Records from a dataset
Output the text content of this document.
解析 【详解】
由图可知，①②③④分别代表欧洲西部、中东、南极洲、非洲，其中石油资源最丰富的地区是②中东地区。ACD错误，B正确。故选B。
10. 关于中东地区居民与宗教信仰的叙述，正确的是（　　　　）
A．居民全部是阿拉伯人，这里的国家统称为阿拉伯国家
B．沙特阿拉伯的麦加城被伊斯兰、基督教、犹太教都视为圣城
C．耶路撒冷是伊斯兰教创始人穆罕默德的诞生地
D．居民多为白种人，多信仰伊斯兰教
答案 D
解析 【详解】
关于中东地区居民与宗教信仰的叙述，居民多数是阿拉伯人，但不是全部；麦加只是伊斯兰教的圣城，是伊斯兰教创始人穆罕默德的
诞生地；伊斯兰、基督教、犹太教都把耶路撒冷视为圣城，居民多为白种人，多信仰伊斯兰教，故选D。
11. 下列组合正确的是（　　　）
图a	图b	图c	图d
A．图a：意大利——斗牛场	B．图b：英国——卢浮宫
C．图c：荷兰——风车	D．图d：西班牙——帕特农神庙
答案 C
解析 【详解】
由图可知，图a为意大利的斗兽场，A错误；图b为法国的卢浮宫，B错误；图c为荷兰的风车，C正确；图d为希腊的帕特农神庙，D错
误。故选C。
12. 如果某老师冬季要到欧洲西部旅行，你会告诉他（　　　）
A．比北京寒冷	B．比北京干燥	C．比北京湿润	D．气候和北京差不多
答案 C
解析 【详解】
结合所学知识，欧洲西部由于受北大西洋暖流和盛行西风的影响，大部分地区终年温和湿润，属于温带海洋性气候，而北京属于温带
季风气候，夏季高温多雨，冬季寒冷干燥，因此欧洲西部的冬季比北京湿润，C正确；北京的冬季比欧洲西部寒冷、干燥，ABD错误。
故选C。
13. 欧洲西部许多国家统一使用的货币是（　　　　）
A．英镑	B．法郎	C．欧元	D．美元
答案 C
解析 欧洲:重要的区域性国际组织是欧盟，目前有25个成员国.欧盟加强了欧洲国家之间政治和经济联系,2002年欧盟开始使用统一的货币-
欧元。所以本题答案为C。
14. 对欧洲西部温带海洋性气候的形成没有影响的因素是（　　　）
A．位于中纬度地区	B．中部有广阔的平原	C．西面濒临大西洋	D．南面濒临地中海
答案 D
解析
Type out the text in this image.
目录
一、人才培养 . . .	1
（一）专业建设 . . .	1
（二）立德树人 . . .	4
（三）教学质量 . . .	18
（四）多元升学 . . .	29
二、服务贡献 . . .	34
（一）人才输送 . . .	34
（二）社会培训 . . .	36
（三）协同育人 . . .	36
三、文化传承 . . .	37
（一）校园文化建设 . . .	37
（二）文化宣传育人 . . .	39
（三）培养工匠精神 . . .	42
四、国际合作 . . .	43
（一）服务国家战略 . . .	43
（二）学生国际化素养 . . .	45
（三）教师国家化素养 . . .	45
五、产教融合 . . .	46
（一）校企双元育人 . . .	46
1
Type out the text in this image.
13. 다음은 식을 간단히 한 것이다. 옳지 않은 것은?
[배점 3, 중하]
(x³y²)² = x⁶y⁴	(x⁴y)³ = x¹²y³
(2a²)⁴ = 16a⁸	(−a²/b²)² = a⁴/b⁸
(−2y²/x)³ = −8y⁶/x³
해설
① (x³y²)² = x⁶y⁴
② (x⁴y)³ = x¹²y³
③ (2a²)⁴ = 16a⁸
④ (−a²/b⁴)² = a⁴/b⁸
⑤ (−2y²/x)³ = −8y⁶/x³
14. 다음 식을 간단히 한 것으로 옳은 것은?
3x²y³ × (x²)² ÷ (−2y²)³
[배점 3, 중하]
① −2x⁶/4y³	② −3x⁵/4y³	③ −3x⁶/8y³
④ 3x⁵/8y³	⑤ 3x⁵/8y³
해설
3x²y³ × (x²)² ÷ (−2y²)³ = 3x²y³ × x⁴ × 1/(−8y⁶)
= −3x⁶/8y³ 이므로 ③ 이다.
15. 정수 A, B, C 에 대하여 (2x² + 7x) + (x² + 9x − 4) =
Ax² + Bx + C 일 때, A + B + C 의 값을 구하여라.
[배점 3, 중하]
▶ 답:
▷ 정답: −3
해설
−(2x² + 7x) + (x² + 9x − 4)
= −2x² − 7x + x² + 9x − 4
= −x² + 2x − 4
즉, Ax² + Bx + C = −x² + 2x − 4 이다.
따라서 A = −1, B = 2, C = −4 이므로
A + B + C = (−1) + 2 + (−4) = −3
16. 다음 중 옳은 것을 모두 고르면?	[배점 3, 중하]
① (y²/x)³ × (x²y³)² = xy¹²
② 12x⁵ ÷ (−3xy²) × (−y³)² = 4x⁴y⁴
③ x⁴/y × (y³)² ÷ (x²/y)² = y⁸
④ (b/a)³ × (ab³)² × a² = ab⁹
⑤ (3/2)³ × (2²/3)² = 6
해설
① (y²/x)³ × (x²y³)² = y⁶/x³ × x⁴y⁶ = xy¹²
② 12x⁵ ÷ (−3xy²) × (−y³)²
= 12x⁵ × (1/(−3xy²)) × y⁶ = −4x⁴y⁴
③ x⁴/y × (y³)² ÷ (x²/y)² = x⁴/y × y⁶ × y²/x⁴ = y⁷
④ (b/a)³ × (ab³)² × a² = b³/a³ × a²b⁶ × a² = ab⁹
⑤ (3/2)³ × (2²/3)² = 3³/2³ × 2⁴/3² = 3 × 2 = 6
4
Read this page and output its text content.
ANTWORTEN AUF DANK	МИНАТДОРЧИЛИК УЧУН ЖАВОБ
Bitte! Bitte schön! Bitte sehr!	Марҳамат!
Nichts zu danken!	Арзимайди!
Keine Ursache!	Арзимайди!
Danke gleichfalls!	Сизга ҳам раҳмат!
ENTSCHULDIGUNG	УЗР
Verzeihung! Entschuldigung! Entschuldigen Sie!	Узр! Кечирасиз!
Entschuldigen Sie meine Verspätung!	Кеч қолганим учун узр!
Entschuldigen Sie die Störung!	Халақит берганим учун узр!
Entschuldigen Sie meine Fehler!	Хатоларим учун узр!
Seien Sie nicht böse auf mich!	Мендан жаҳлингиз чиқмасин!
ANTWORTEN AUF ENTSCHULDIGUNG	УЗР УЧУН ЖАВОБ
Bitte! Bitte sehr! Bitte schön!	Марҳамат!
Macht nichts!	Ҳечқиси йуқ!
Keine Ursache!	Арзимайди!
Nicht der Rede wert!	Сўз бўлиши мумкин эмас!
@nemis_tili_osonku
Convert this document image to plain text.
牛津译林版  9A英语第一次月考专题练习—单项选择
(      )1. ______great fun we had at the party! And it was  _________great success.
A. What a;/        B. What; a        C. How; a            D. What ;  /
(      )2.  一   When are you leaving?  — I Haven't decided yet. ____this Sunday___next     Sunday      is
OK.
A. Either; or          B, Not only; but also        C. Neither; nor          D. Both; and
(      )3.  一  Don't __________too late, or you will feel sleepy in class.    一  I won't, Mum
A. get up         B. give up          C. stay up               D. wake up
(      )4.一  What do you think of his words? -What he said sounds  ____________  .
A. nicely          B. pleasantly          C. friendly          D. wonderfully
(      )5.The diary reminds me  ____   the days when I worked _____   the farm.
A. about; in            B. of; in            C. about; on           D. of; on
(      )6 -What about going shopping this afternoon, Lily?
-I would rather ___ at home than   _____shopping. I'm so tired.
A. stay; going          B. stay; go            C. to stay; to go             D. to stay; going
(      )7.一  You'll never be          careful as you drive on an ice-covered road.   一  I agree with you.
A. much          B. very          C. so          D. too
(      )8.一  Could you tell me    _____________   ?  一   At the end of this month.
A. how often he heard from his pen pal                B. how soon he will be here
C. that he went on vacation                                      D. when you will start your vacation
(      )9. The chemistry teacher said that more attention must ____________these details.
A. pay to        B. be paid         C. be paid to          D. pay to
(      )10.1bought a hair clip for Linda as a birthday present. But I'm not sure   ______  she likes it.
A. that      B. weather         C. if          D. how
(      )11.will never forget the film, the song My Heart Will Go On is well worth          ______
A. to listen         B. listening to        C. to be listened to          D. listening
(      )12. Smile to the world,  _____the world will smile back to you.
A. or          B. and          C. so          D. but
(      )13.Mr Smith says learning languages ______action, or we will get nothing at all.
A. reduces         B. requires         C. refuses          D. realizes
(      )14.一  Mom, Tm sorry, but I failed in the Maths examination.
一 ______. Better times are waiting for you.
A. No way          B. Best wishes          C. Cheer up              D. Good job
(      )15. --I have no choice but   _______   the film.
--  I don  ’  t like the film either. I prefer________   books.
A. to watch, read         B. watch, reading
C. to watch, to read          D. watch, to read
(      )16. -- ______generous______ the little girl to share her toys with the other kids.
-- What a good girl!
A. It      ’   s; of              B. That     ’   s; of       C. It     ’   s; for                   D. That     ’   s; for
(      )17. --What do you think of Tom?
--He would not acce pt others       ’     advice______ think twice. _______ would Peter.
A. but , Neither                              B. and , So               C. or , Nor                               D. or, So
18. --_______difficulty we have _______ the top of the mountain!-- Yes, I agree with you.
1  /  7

THE TASK —
Copy out every line in the entries above that holds "关于中东地区居民与宗教信仰的叙述".

RESULT OF THIS TASK —
10. 关于中东地区居民与宗教信仰的叙述，正确的是（　　　　）
关于中东地区居民与宗教信仰的叙述，居民多数是阿拉伯人，但不是全部；麦加只是伊斯兰教的圣城，是伊斯兰教创始人穆罕默德的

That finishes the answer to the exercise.